* **What is needed**
Which of the lines in the data mention the string "shark"? List them all.

[Excerpts from a figure dataset]
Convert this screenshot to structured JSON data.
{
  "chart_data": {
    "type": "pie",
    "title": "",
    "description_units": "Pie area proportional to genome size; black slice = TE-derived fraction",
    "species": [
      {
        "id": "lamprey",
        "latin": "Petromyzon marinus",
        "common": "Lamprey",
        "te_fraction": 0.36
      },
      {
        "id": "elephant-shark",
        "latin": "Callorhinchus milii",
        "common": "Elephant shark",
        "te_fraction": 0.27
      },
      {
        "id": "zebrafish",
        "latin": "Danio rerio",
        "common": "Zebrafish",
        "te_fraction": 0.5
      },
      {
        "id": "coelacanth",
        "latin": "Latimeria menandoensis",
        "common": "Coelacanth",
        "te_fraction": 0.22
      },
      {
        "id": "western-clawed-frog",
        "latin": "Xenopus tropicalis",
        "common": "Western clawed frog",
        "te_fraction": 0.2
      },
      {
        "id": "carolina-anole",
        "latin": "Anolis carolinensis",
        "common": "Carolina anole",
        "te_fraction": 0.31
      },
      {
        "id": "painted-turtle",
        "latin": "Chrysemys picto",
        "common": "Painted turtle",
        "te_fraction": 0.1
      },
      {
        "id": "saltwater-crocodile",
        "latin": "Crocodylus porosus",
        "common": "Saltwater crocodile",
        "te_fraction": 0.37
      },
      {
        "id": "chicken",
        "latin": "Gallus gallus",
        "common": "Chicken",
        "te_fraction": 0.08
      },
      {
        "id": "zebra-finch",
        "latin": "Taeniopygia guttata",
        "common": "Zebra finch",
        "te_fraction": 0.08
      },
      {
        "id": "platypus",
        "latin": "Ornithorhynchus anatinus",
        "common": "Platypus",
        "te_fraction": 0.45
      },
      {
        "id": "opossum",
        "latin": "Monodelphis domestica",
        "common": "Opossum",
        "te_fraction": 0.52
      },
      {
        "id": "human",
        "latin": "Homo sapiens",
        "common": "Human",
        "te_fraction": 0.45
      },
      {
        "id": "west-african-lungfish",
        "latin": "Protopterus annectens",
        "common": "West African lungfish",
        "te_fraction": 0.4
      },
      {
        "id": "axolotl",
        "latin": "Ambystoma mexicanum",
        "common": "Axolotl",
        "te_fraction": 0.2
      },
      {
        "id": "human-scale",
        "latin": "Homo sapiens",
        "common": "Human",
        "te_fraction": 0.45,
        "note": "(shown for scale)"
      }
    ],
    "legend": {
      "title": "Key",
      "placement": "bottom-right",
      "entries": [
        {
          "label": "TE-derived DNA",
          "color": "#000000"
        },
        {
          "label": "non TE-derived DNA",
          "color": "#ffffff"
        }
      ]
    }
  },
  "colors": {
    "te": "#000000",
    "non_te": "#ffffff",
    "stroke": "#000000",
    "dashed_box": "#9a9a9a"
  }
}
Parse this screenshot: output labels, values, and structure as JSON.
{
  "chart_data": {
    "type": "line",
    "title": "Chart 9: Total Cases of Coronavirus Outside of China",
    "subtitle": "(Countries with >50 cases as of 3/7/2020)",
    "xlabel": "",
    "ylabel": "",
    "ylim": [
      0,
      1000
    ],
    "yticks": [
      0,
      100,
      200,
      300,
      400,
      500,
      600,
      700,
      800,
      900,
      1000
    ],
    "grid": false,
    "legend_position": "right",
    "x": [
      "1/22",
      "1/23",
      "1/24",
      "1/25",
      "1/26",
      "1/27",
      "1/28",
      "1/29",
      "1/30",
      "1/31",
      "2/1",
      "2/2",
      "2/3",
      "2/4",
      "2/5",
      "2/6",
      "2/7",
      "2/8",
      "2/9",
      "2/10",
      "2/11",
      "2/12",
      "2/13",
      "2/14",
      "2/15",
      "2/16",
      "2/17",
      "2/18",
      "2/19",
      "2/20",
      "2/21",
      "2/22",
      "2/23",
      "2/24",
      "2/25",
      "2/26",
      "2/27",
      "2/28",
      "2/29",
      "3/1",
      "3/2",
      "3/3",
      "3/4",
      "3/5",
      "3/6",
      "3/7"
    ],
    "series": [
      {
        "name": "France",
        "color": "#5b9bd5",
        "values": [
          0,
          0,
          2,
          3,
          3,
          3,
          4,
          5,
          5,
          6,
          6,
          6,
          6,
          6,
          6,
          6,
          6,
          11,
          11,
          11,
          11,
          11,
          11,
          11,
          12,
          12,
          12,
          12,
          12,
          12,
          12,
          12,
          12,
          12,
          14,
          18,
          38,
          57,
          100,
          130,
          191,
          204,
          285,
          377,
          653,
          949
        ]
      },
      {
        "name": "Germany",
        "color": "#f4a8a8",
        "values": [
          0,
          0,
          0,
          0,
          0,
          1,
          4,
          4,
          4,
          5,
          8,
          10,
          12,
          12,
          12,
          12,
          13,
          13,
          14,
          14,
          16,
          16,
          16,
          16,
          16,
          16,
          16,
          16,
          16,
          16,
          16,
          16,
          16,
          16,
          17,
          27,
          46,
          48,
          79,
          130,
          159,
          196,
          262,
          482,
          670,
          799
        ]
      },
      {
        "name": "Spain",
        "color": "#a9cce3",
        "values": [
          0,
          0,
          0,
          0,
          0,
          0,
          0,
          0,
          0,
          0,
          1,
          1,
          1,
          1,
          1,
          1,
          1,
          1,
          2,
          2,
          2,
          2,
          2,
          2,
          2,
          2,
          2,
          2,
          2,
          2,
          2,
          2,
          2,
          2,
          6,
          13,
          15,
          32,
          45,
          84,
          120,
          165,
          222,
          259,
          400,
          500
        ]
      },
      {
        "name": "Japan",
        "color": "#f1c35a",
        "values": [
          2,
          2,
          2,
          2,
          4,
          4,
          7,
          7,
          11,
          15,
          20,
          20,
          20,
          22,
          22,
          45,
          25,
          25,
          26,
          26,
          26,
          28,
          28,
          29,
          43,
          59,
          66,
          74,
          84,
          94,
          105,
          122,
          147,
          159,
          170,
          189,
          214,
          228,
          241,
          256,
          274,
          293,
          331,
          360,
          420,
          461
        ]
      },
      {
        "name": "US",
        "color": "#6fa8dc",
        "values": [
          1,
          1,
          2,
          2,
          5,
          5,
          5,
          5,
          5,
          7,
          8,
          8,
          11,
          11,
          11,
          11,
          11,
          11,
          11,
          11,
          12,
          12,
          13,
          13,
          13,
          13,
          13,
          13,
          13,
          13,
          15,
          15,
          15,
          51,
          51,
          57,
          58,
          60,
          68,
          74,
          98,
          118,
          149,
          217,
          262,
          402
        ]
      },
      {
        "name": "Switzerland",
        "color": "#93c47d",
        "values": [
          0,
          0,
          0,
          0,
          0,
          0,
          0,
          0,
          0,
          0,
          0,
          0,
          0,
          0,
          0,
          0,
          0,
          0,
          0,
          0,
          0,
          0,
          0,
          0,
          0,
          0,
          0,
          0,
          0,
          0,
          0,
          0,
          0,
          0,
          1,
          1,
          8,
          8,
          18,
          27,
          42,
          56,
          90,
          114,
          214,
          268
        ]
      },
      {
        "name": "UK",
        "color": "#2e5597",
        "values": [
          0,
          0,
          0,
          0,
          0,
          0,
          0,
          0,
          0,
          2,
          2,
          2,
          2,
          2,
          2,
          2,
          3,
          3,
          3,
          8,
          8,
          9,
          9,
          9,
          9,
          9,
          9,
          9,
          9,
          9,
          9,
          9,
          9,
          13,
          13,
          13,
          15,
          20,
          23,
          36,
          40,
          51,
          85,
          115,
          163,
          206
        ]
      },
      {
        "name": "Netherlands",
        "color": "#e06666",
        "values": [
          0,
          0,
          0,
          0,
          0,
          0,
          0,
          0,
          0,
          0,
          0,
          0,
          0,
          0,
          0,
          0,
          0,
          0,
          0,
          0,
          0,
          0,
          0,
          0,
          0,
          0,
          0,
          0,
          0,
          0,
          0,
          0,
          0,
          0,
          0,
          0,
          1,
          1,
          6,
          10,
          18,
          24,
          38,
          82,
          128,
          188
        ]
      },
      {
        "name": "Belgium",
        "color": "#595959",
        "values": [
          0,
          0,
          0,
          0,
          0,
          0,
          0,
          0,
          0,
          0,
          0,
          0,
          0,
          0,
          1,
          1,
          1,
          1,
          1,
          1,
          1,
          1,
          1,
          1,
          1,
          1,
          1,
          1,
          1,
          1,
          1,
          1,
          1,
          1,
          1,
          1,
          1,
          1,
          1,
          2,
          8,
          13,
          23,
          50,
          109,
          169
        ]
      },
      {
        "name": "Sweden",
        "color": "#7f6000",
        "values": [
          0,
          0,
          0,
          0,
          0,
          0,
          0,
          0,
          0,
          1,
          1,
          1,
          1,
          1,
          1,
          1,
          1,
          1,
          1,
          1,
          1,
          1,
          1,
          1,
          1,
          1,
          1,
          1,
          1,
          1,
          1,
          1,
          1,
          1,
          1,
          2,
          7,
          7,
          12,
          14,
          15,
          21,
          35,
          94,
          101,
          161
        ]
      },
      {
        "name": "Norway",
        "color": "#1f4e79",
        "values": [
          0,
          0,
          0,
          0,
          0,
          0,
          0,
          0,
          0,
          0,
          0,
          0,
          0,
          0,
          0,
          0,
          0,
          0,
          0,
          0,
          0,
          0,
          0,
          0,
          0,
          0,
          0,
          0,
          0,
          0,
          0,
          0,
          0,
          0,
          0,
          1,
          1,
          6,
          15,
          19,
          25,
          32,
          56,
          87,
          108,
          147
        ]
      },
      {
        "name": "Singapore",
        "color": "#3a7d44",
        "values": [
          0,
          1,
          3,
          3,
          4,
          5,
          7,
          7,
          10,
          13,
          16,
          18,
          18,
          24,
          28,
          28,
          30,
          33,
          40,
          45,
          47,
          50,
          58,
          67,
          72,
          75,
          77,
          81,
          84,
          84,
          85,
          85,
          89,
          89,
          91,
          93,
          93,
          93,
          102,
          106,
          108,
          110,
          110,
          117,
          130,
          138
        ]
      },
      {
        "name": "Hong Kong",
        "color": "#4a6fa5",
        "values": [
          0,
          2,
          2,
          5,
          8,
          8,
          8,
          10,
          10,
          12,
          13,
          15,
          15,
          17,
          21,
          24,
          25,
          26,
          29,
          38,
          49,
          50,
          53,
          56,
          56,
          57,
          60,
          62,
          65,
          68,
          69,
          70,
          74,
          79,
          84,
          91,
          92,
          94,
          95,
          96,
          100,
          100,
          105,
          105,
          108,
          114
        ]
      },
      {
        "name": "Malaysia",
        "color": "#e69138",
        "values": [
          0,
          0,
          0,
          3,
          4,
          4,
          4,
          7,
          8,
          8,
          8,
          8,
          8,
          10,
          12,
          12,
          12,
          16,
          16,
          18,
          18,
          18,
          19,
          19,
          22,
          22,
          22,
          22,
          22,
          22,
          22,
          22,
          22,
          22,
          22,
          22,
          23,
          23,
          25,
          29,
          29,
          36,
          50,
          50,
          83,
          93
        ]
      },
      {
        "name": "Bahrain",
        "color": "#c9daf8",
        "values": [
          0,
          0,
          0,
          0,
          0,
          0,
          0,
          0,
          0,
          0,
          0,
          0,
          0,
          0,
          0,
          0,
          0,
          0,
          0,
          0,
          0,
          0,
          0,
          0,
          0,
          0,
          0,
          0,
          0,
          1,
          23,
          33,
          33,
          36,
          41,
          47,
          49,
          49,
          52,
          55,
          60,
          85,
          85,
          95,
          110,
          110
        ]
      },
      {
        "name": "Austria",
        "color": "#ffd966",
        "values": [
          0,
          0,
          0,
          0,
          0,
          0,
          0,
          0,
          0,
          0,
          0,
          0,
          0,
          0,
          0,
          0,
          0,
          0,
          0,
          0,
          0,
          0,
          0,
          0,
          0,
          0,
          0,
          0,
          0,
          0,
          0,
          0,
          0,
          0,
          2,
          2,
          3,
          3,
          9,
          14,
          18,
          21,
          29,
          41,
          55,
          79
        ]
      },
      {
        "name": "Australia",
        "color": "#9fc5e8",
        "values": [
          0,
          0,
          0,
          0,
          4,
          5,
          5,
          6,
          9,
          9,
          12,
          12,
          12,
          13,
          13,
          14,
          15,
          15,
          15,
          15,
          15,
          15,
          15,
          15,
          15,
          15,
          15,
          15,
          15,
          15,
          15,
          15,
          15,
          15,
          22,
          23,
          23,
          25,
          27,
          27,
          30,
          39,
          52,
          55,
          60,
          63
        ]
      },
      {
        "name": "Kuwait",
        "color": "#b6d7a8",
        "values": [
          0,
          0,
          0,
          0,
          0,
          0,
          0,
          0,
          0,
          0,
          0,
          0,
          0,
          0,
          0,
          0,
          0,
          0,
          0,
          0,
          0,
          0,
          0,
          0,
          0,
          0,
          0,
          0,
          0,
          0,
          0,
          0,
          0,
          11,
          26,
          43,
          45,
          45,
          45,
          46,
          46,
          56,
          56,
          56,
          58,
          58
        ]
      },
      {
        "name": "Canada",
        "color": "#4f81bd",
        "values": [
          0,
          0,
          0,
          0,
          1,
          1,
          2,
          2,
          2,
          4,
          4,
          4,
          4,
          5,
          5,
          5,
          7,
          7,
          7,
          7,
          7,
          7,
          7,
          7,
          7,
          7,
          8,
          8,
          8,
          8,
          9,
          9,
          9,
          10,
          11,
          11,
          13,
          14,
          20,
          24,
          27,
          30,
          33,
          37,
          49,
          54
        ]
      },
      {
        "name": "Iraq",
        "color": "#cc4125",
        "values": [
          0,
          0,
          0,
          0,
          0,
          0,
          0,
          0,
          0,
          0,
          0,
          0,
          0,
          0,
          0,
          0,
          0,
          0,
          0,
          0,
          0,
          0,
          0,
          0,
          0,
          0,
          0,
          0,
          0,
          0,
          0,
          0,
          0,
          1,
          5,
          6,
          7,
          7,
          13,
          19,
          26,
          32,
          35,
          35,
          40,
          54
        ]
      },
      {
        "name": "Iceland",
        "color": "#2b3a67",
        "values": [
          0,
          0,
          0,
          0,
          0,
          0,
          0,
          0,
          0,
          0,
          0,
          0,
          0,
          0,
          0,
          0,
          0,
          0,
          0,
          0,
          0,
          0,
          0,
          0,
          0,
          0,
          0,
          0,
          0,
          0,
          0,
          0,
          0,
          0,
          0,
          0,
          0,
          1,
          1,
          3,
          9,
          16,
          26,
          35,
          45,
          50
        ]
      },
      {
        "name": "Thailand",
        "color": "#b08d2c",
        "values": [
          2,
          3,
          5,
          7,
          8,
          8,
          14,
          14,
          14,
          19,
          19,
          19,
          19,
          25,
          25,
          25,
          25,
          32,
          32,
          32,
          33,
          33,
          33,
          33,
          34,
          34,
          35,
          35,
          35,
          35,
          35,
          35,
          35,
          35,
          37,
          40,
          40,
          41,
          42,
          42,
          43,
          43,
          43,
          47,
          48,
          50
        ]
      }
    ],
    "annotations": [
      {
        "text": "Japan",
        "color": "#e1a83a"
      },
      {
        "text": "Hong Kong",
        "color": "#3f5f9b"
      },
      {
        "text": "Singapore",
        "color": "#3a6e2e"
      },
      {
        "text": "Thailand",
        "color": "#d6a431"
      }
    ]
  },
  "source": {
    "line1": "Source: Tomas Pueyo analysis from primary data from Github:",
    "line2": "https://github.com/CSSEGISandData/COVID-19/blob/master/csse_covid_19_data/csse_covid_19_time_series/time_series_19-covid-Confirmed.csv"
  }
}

* **Response to the task**
        "id": "elephant-shark",
        "common": "Elephant shark",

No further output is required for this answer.